═════ Text extract
BNL: degraded efficiency due to large number tape staging requests from the ATLAS production tasks (pile up and HITS merging) and this caused a high load on the dCache/pnfs server resulting in an unacceptably high failure rate for DDM transfers.

 

CERN: Good news on Castor Oracle BIGID problem. From https://savannah.cern.ch/support/?106879

 

After joint work with Sebastien and excellent feedback from some people from Oracle including Oracle development, it looks now clear that the problem is linked with the usage of "DML returning" statements accessed from OCCI. Basically it works for single row but with different types and combination of single row / multiple rows, it can “not work” and lead to issues like the Big Id issue.

Oracle has opened a documentation bug (public and accessible with Metalink account) about the issue: “OCCI does not support 'retuning into'…”
══════════
== Exercise directions ==
Please answer from the text extract: at BNL, which server came under high load because of the many tape staging requests from ATLAS production tasks?
═════ Information supplied
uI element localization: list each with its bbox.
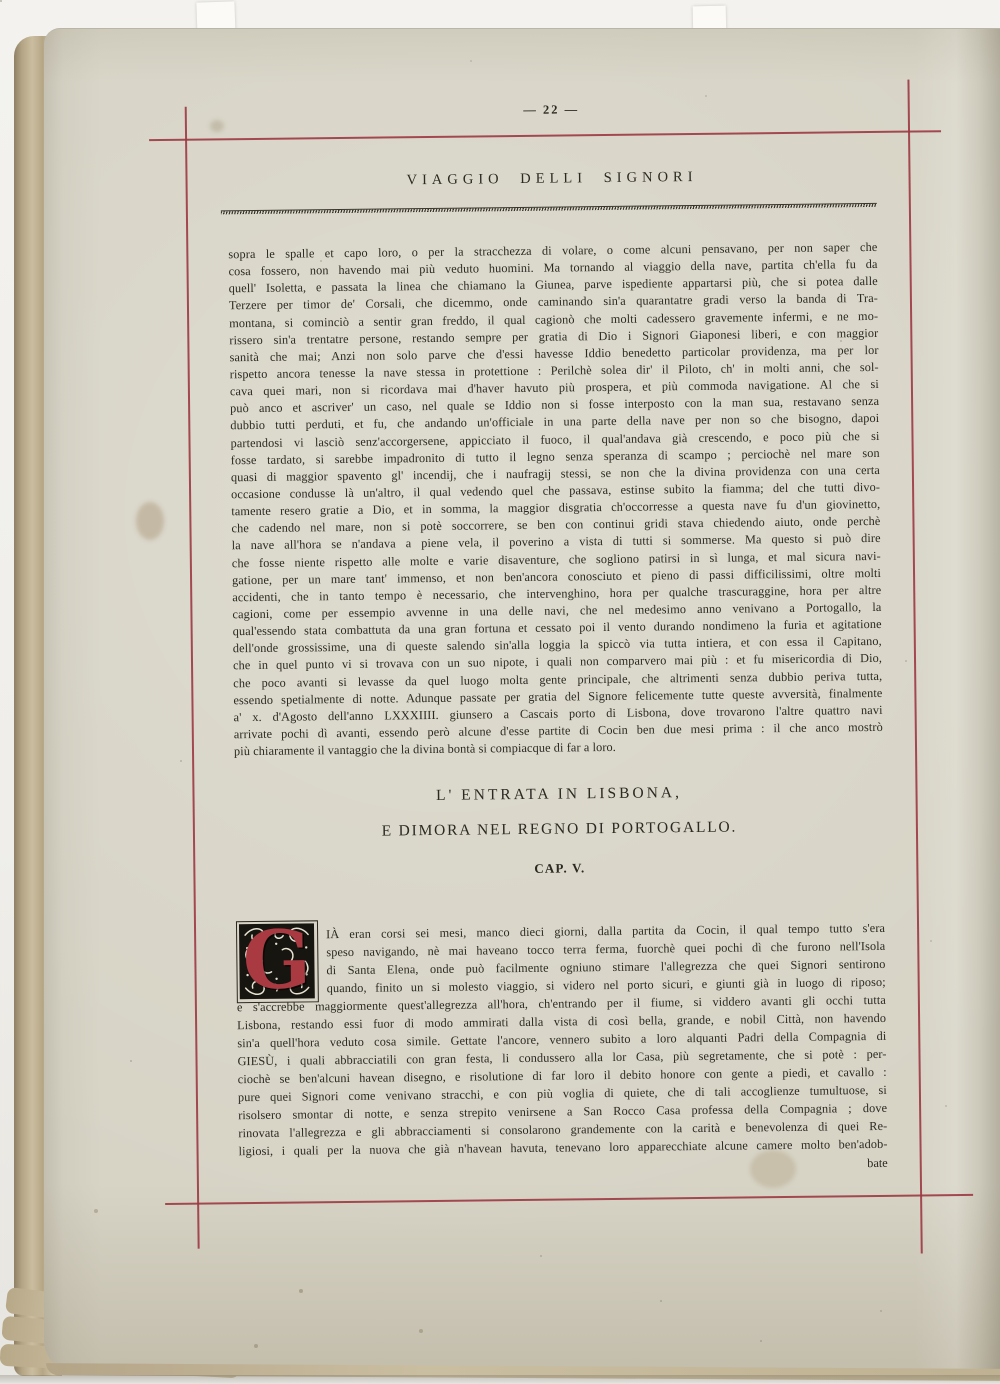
body-paragraph-1: sopra le spalle et capo loro, o per la s…: [228, 239, 883, 743]
paragraph-2-full-lines: e s'accrebbe maggiormente quest'allegrez…: [237, 991, 888, 1160]
paper-specks: [0, 0, 2, 2]
body-paragraph-2: G IÀ eran corsi sei mesi, manco dieci gi…: [236, 915, 888, 1179]
paragraph-2-indented-lines: IÀ eran corsi sei mesi, manco dieci gior…: [326, 915, 886, 997]
running-head: VIAGGIO DELLI SIGNORI: [227, 167, 876, 191]
drop-cap-panel: G: [239, 923, 315, 999]
red-frame-right-rule: [907, 80, 922, 1254]
red-frame-bottom-rule: [165, 1194, 973, 1205]
red-frame-left-rule: [185, 107, 200, 1249]
drop-cap: G: [236, 920, 319, 1003]
page-number: — 22 —: [227, 99, 876, 121]
red-frame-top-rule: [149, 130, 941, 141]
printed-page-content: — 22 — VIAGGIO DELLI SIGNORI sopra le sp…: [0, 0, 1000, 1384]
drop-cap-letter: G: [239, 923, 315, 999]
section-heading-line-2: E DIMORA NEL REGNO DI PORTOGALLO.: [235, 817, 884, 842]
section-heading-line-1: L' ENTRATA IN LISBONA,: [234, 782, 883, 807]
chapter-heading: CAP. V.: [235, 857, 884, 880]
running-head-rule: [221, 203, 877, 214]
book-photo: — 22 — VIAGGIO DELLI SIGNORI sopra le sp…: [0, 0, 1000, 1384]
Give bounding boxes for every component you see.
══════════
== Solution to the exercise ==
The dCache/pnfs server.